### What you will do
Copy each line of the entries beneath that contains the word "triangle".

■ ■ ■

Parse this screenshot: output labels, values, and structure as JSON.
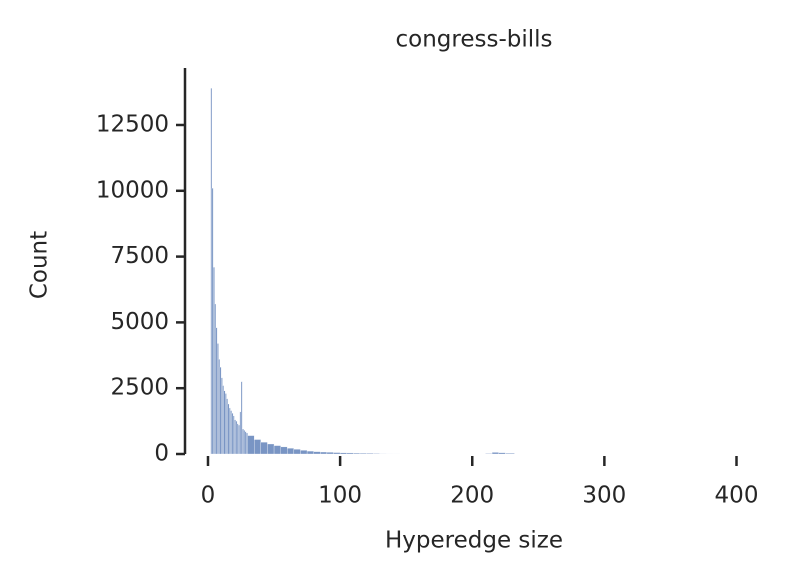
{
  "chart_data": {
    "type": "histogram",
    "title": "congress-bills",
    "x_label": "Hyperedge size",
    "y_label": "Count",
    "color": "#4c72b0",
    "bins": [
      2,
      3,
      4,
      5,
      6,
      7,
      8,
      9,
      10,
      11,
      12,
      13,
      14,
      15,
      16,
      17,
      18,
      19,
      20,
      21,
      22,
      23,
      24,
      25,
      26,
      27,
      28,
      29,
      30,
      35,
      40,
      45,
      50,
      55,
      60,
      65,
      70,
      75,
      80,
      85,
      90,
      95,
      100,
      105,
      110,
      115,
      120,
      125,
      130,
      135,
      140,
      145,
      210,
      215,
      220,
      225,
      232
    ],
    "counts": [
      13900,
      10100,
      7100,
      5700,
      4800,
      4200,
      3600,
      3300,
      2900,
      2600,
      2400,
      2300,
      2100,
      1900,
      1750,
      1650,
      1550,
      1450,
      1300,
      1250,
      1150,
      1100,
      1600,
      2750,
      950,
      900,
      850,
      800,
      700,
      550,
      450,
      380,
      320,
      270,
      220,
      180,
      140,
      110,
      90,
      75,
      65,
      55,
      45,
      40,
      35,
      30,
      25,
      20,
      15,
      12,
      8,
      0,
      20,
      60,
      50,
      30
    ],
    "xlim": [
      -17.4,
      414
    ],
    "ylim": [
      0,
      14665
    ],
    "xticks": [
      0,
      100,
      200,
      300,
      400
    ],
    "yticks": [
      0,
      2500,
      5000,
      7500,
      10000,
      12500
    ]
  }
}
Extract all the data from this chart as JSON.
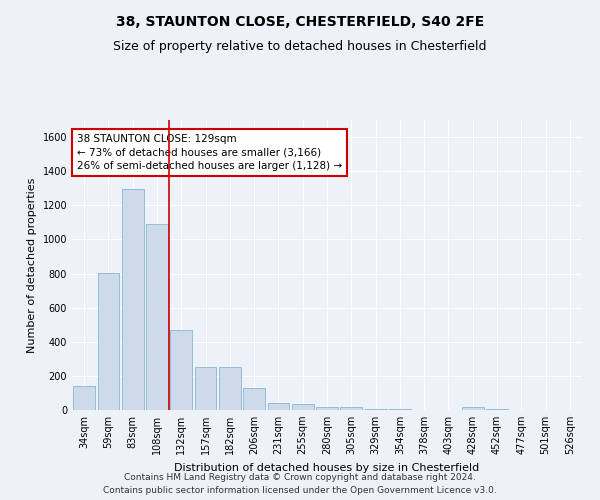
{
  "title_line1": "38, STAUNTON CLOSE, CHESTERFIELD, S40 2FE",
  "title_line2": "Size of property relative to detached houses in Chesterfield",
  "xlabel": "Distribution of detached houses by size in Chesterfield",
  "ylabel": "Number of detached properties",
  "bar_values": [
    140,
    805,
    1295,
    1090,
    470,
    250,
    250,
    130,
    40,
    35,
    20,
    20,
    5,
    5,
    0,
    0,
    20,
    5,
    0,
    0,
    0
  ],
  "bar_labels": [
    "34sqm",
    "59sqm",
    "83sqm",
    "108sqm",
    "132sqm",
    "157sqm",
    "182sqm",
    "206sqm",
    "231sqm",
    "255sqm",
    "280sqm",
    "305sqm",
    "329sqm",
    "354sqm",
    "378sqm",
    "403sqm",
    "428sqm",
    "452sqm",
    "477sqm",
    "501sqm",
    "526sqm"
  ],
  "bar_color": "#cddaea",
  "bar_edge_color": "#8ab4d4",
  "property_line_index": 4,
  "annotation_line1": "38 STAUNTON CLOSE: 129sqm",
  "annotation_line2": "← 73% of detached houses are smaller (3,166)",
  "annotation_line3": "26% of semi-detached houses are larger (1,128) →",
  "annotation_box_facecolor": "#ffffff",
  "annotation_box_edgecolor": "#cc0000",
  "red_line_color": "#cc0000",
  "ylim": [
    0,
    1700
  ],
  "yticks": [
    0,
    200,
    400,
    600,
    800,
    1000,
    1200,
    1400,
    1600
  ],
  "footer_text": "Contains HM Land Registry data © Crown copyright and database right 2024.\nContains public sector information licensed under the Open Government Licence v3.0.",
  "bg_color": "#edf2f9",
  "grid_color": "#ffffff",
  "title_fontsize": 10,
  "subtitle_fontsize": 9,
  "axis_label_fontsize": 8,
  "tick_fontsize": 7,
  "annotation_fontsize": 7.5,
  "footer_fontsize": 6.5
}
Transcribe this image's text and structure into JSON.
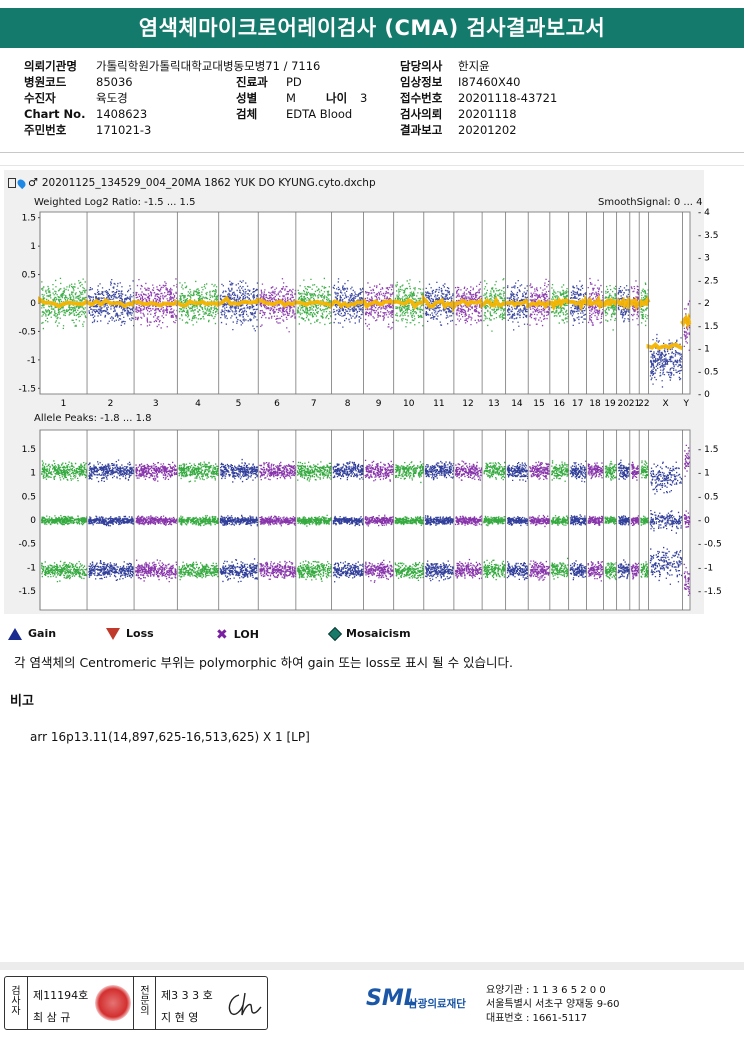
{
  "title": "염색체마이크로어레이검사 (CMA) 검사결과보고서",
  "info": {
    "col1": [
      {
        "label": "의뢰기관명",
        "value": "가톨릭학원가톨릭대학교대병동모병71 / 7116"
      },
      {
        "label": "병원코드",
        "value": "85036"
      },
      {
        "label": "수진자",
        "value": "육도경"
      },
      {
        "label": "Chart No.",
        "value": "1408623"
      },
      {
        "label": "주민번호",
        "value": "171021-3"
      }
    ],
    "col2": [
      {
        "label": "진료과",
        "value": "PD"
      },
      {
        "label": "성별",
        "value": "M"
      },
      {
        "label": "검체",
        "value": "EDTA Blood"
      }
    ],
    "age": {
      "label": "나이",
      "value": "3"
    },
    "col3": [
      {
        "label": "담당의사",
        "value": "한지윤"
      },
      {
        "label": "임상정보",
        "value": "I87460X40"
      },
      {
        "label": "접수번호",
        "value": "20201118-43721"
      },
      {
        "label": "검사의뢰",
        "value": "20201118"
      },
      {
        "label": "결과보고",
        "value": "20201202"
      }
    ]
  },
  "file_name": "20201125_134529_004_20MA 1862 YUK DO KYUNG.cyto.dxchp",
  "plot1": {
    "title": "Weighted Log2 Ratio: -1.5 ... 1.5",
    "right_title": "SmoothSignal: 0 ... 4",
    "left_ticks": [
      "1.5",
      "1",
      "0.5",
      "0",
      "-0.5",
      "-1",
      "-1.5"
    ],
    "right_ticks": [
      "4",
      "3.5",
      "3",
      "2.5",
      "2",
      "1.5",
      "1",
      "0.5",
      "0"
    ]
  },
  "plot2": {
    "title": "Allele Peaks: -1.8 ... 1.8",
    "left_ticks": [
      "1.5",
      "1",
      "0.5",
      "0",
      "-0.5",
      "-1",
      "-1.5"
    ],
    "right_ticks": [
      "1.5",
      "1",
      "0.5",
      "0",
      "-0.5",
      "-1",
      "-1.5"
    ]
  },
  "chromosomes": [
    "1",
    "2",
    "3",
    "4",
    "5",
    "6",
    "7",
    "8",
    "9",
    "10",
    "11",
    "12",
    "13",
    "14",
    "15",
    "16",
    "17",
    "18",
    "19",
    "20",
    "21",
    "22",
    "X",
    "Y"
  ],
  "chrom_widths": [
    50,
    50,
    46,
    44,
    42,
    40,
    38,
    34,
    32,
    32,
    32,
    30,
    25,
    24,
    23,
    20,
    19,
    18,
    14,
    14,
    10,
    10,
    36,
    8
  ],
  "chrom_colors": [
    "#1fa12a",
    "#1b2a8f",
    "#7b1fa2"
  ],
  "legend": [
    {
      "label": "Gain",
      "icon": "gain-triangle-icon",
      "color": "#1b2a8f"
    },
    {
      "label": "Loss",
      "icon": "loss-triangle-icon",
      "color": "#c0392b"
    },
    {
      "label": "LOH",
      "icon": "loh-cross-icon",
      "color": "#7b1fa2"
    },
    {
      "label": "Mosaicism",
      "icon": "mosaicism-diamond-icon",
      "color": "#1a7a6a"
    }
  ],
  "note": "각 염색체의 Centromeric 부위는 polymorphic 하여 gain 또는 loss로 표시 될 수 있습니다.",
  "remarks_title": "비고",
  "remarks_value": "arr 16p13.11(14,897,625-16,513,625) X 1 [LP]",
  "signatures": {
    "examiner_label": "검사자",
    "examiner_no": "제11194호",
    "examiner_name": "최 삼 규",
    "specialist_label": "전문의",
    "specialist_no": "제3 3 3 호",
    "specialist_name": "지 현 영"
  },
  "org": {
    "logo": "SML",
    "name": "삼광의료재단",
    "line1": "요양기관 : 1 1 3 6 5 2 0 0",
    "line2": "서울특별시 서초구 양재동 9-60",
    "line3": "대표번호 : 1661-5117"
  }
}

■ ■ ■

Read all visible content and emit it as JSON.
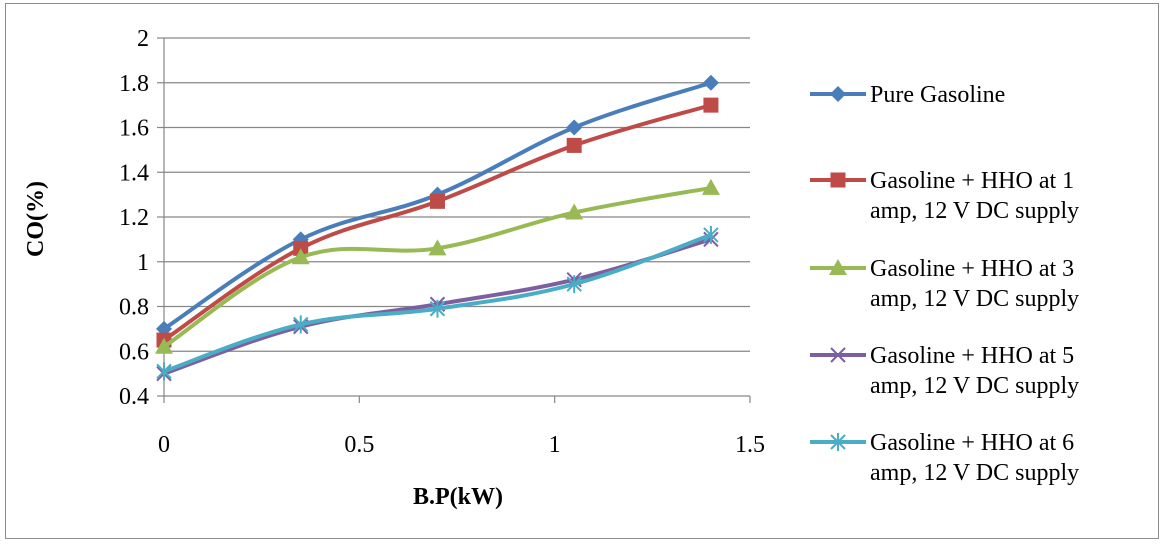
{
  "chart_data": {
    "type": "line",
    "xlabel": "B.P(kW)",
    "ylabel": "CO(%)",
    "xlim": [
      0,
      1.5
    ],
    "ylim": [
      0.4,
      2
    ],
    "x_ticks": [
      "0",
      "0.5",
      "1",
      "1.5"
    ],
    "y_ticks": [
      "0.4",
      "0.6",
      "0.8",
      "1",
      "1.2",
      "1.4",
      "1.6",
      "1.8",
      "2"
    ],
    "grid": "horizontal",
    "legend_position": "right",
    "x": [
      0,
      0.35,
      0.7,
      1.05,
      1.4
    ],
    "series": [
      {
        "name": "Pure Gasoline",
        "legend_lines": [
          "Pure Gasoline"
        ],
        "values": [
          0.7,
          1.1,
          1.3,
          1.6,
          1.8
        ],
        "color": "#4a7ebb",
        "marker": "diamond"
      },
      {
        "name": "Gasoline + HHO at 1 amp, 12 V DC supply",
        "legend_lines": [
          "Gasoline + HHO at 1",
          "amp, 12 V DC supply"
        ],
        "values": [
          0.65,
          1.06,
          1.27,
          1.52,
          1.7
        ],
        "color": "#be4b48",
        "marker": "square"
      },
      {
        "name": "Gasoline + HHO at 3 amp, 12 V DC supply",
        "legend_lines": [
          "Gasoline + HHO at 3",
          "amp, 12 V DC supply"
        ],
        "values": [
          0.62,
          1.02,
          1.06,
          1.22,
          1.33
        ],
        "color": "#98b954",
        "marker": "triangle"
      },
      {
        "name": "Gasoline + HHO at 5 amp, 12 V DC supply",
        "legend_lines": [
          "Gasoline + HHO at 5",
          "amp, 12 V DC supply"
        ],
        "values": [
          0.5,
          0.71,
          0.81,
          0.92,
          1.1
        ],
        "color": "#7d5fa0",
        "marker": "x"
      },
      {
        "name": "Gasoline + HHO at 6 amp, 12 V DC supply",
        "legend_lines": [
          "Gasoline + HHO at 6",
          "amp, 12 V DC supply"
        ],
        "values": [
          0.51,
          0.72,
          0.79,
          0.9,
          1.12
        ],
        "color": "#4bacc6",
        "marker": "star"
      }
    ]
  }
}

■ ■ ■

### Worked answer
      "icon": "gain-triangle-icon",
      "icon": "loss-triangle-icon",
        "marker": "triangle"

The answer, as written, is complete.